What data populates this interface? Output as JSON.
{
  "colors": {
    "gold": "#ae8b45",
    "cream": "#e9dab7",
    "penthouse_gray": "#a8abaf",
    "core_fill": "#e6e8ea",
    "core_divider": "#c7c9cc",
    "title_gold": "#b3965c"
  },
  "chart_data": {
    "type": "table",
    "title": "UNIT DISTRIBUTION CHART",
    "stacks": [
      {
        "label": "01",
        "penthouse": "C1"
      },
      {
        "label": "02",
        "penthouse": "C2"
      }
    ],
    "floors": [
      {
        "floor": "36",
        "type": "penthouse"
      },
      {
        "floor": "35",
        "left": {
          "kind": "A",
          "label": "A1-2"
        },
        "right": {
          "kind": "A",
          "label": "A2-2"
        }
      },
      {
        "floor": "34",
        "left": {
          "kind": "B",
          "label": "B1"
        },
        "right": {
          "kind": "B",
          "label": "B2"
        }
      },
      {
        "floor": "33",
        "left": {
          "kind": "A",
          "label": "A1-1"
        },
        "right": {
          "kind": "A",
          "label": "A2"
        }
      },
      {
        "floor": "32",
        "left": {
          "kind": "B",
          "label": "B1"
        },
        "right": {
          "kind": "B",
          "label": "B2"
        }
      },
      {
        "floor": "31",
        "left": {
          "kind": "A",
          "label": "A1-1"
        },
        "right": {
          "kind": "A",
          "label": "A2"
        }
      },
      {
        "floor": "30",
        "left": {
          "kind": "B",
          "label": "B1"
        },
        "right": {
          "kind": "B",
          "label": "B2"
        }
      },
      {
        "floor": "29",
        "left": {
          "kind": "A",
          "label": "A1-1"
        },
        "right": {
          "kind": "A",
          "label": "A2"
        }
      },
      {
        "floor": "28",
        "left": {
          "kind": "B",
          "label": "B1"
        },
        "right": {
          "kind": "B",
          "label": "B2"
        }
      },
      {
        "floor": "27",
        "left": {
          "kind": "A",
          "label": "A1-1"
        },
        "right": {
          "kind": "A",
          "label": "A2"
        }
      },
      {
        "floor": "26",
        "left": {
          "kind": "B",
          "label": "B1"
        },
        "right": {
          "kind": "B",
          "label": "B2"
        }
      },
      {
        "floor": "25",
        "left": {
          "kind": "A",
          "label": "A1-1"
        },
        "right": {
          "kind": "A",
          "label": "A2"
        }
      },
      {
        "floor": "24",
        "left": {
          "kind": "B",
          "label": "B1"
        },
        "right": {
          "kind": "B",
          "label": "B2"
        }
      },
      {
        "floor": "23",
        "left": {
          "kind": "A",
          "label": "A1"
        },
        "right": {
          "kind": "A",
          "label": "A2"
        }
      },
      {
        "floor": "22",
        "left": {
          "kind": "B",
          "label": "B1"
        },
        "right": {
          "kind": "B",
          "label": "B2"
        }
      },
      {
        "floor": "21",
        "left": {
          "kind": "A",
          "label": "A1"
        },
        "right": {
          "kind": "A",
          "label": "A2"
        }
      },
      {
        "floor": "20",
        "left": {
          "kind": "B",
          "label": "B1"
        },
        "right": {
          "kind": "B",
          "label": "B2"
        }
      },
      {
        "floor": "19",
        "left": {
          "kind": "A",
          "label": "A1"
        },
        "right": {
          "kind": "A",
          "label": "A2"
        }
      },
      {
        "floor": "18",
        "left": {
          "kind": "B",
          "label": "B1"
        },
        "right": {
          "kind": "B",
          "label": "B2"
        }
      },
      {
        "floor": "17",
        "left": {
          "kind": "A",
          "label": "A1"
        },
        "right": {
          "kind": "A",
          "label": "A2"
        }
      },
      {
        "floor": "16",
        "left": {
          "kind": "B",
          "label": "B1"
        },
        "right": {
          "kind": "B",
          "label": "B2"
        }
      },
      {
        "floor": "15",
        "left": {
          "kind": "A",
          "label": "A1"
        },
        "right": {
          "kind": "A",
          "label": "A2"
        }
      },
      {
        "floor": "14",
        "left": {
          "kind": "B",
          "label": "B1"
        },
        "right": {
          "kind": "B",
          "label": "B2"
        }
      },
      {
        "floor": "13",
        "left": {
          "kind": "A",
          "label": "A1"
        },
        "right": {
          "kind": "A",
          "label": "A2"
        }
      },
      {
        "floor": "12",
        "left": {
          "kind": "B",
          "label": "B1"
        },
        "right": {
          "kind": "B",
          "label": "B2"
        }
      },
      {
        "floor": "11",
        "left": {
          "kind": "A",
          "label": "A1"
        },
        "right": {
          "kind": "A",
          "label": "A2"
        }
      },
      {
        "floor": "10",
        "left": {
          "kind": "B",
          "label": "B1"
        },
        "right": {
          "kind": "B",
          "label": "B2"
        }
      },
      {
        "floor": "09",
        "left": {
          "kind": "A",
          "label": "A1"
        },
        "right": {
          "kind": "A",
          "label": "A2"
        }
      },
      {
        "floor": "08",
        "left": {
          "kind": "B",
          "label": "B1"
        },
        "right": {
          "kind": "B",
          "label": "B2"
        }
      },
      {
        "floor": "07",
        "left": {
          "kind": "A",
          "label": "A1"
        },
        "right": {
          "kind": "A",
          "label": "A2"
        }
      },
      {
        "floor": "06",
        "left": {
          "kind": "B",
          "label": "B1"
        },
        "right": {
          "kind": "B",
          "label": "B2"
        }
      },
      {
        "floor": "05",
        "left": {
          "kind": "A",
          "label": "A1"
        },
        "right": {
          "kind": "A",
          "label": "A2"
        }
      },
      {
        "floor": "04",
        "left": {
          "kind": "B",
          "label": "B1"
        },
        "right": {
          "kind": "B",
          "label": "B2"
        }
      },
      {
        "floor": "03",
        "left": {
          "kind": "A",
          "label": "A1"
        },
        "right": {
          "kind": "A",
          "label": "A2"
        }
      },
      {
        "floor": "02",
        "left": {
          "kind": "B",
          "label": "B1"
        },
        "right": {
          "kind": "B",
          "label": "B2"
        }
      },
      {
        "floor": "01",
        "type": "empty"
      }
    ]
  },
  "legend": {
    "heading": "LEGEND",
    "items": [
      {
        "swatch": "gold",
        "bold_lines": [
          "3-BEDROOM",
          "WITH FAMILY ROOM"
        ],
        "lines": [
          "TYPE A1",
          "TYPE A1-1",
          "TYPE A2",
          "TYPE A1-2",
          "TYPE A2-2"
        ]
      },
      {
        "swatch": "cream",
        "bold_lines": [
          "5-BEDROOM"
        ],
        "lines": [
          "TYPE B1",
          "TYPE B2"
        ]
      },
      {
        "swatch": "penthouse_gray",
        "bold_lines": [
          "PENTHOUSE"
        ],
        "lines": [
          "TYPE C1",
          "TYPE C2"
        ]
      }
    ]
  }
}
★ ★ ★ ★ ★
» Exercise task:
Write out all of the records once more, exactly.

» Response to the exercise:
What data populates this interface? Output as JSON.
{
  "colors": {
    "gold": "#ae8b45",
    "cream": "#e9dab7",
    "penthouse_gray": "#a8abaf",
    "core_fill": "#e6e8ea",
    "core_divider": "#c7c9cc",
    "title_gold": "#b3965c"
  },
  "chart_data": {
    "type": "table",
    "title": "UNIT DISTRIBUTION CHART",
    "stacks": [
      {
        "label": "01",
        "penthouse": "C1"
      },
      {
        "label": "02",
        "penthouse": "C2"
      }
    ],
    "floors": [
      {
        "floor": "36",
        "type": "penthouse"
      },
      {
        "floor": "35",
        "left": {
          "kind": "A",
          "label": "A1-2"
        },
        "right": {
          "kind": "A",
          "label": "A2-2"
        }
      },
      {
        "floor": "34",
        "left": {
          "kind": "B",
          "label": "B1"
        },
        "right": {
          "kind": "B",
          "label": "B2"
        }
      },
      {
        "floor": "33",
        "left": {
          "kind": "A",
          "label": "A1-1"
        },
        "right": {
          "kind": "A",
          "label": "A2"
        }
      },
      {
        "floor": "32",
        "left": {
          "kind": "B",
          "label": "B1"
        },
        "right": {
          "kind": "B",
          "label": "B2"
        }
      },
      {
        "floor": "31",
        "left": {
          "kind": "A",
          "label": "A1-1"
        },
        "right": {
          "kind": "A",
          "label": "A2"
        }
      },
      {
        "floor": "30",
        "left": {
          "kind": "B",
          "label": "B1"
        },
        "right": {
          "kind": "B",
          "label": "B2"
        }
      },
      {
        "floor": "29",
        "left": {
          "kind": "A",
          "label": "A1-1"
        },
        "right": {
          "kind": "A",
          "label": "A2"
        }
      },
      {
        "floor": "28",
        "left": {
          "kind": "B",
          "label": "B1"
        },
        "right": {
          "kind": "B",
          "label": "B2"
        }
      },
      {
        "floor": "27",
        "left": {
          "kind": "A",
          "label": "A1-1"
        },
        "right": {
          "kind": "A",
          "label": "A2"
        }
      },
      {
        "floor": "26",
        "left": {
          "kind": "B",
          "label": "B1"
        },
        "right": {
          "kind": "B",
          "label": "B2"
        }
      },
      {
        "floor": "25",
        "left": {
          "kind": "A",
          "label": "A1-1"
        },
        "right": {
          "kind": "A",
          "label": "A2"
        }
      },
      {
        "floor": "24",
        "left": {
          "kind": "B",
          "label": "B1"
        },
        "right": {
          "kind": "B",
          "label": "B2"
        }
      },
      {
        "floor": "23",
        "left": {
          "kind": "A",
          "label": "A1"
        },
        "right": {
          "kind": "A",
          "label": "A2"
        }
      },
      {
        "floor": "22",
        "left": {
          "kind": "B",
          "label": "B1"
        },
        "right": {
          "kind": "B",
          "label": "B2"
        }
      },
      {
        "floor": "21",
        "left": {
          "kind": "A",
          "label": "A1"
        },
        "right": {
          "kind": "A",
          "label": "A2"
        }
      },
      {
        "floor": "20",
        "left": {
          "kind": "B",
          "label": "B1"
        },
        "right": {
          "kind": "B",
          "label": "B2"
        }
      },
      {
        "floor": "19",
        "left": {
          "kind": "A",
          "label": "A1"
        },
        "right": {
          "kind": "A",
          "label": "A2"
        }
      },
      {
        "floor": "18",
        "left": {
          "kind": "B",
          "label": "B1"
        },
        "right": {
          "kind": "B",
          "label": "B2"
        }
      },
      {
        "floor": "17",
        "left": {
          "kind": "A",
          "label": "A1"
        },
        "right": {
          "kind": "A",
          "label": "A2"
        }
      },
      {
        "floor": "16",
        "left": {
          "kind": "B",
          "label": "B1"
        },
        "right": {
          "kind": "B",
          "label": "B2"
        }
      },
      {
        "floor": "15",
        "left": {
          "kind": "A",
          "label": "A1"
        },
        "right": {
          "kind": "A",
          "label": "A2"
        }
      },
      {
        "floor": "14",
        "left": {
          "kind": "B",
          "label": "B1"
        },
        "right": {
          "kind": "B",
          "label": "B2"
        }
      },
      {
        "floor": "13",
        "left": {
          "kind": "A",
          "label": "A1"
        },
        "right": {
          "kind": "A",
          "label": "A2"
        }
      },
      {
        "floor": "12",
        "left": {
          "kind": "B",
          "label": "B1"
        },
        "right": {
          "kind": "B",
          "label": "B2"
        }
      },
      {
        "floor": "11",
        "left": {
          "kind": "A",
          "label": "A1"
        },
        "right": {
          "kind": "A",
          "label": "A2"
        }
      },
      {
        "floor": "10",
        "left": {
          "kind": "B",
          "label": "B1"
        },
        "right": {
          "kind": "B",
          "label": "B2"
        }
      },
      {
        "floor": "09",
        "left": {
          "kind": "A",
          "label": "A1"
        },
        "right": {
          "kind": "A",
          "label": "A2"
        }
      },
      {
        "floor": "08",
        "left": {
          "kind": "B",
          "label": "B1"
        },
        "right": {
          "kind": "B",
          "label": "B2"
        }
      },
      {
        "floor": "07",
        "left": {
          "kind": "A",
          "label": "A1"
        },
        "right": {
          "kind": "A",
          "label": "A2"
        }
      },
      {
        "floor": "06",
        "left": {
          "kind": "B",
          "label": "B1"
        },
        "right": {
          "kind": "B",
          "label": "B2"
        }
      },
      {
        "floor": "05",
        "left": {
          "kind": "A",
          "label": "A1"
        },
        "right": {
          "kind": "A",
          "label": "A2"
        }
      },
      {
        "floor": "04",
        "left": {
          "kind": "B",
          "label": "B1"
        },
        "right": {
          "kind": "B",
          "label": "B2"
        }
      },
      {
        "floor": "03",
        "left": {
          "kind": "A",
          "label": "A1"
        },
        "right": {
          "kind": "A",
          "label": "A2"
        }
      },
      {
        "floor": "02",
        "left": {
          "kind": "B",
          "label": "B1"
        },
        "right": {
          "kind": "B",
          "label": "B2"
        }
      },
      {
        "floor": "01",
        "type": "empty"
      }
    ]
  },
  "legend": {
    "heading": "LEGEND",
    "items": [
      {
        "swatch": "gold",
        "bold_lines": [
          "3-BEDROOM",
          "WITH FAMILY ROOM"
        ],
        "lines": [
          "TYPE A1",
          "TYPE A1-1",
          "TYPE A2",
          "TYPE A1-2",
          "TYPE A2-2"
        ]
      },
      {
        "swatch": "cream",
        "bold_lines": [
          "5-BEDROOM"
        ],
        "lines": [
          "TYPE B1",
          "TYPE B2"
        ]
      },
      {
        "swatch": "penthouse_gray",
        "bold_lines": [
          "PENTHOUSE"
        ],
        "lines": [
          "TYPE C1",
          "TYPE C2"
        ]
      }
    ]
  }
}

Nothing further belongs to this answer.